Aim of the exercise
Scan the listing below and copy every line holding "storage".

Record set
** Begin **

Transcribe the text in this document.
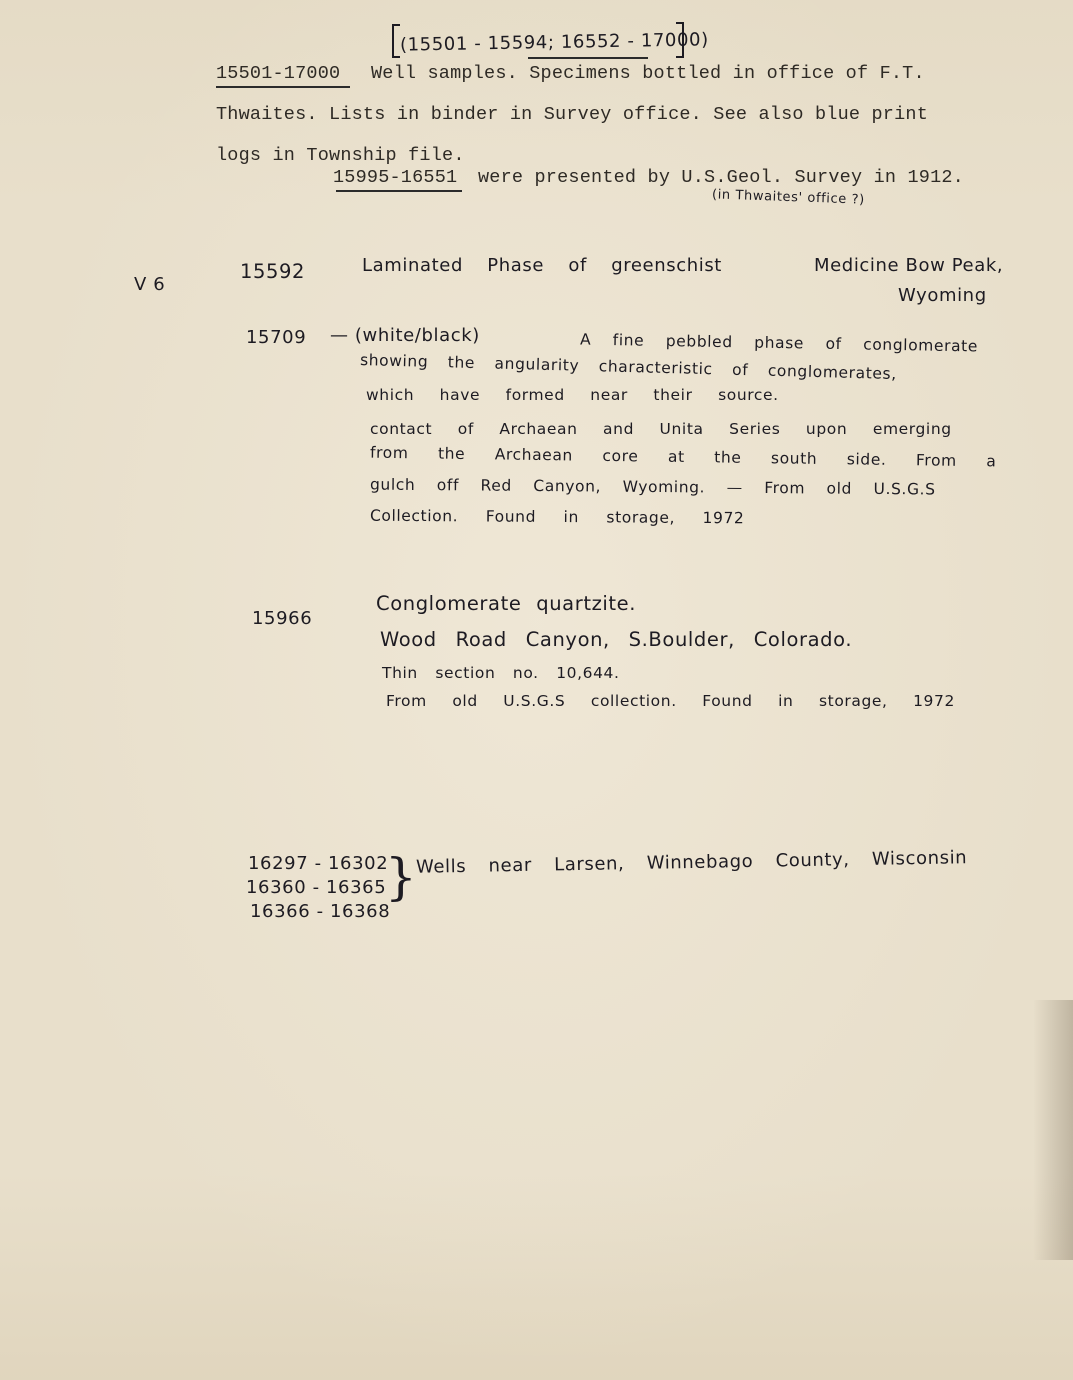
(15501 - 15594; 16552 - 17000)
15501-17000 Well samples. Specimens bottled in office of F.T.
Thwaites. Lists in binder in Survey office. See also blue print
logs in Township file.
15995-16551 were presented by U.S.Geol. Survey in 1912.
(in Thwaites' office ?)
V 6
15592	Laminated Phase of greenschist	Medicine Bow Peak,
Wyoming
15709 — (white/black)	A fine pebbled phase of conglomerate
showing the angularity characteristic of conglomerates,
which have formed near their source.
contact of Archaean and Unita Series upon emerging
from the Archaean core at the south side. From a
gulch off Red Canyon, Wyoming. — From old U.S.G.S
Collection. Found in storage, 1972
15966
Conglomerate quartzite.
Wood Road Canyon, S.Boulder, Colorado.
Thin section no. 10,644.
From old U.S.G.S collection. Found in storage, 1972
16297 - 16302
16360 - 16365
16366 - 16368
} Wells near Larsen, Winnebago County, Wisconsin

** End **
** Begin **

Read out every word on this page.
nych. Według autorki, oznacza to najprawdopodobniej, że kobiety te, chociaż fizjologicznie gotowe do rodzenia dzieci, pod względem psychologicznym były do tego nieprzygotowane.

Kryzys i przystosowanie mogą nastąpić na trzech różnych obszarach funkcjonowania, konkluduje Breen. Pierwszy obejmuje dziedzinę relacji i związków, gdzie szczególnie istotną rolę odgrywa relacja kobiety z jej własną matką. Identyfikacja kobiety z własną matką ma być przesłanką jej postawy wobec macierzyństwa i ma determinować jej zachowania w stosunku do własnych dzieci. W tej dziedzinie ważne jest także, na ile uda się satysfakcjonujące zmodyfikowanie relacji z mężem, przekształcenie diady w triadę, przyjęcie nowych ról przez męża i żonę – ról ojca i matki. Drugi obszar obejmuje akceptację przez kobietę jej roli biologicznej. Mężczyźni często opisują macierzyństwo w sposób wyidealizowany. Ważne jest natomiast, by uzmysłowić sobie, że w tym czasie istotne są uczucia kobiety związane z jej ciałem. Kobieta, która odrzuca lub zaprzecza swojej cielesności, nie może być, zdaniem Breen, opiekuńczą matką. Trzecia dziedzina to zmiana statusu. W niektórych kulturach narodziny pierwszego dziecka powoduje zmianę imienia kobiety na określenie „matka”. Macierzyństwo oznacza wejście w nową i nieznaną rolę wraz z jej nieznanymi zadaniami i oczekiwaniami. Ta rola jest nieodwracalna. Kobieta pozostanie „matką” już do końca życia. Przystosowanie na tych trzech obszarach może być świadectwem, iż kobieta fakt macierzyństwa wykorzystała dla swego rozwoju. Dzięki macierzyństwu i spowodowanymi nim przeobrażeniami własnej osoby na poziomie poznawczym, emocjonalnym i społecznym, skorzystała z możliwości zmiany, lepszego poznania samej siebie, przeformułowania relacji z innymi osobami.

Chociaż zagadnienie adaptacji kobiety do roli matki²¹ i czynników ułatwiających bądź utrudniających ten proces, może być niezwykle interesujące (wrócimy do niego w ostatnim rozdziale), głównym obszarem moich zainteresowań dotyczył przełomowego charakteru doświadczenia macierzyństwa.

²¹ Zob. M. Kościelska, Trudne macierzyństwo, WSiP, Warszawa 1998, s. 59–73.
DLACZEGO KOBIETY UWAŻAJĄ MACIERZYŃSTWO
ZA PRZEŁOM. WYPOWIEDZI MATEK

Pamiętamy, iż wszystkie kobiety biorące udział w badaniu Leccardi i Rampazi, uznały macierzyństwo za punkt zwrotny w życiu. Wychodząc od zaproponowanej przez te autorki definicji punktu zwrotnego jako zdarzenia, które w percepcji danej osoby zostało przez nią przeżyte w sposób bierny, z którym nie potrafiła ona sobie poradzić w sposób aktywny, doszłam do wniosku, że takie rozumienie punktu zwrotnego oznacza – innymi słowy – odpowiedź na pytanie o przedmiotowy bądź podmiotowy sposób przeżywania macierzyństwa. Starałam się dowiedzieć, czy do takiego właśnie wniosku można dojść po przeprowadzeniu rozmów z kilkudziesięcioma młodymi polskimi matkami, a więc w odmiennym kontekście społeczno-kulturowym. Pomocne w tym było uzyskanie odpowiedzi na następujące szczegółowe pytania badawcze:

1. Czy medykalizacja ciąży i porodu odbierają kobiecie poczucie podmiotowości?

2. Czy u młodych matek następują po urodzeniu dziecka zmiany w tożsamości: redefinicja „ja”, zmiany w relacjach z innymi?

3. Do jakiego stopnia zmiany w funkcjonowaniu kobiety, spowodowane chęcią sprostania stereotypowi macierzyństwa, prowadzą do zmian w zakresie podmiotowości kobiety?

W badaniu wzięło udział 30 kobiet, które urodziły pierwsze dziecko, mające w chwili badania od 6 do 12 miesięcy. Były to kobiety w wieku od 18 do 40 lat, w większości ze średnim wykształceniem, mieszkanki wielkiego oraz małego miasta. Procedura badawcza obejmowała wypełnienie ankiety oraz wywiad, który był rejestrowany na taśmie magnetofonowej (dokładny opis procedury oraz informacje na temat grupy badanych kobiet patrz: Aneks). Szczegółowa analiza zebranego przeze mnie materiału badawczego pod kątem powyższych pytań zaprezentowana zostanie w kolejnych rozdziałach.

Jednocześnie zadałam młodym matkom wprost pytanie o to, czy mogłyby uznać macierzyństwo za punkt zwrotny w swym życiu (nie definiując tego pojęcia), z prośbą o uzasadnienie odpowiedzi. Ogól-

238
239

** End **

Result below
Collection. Found in storage, 1972
From old U.S.G.S collection. Found in storage, 1972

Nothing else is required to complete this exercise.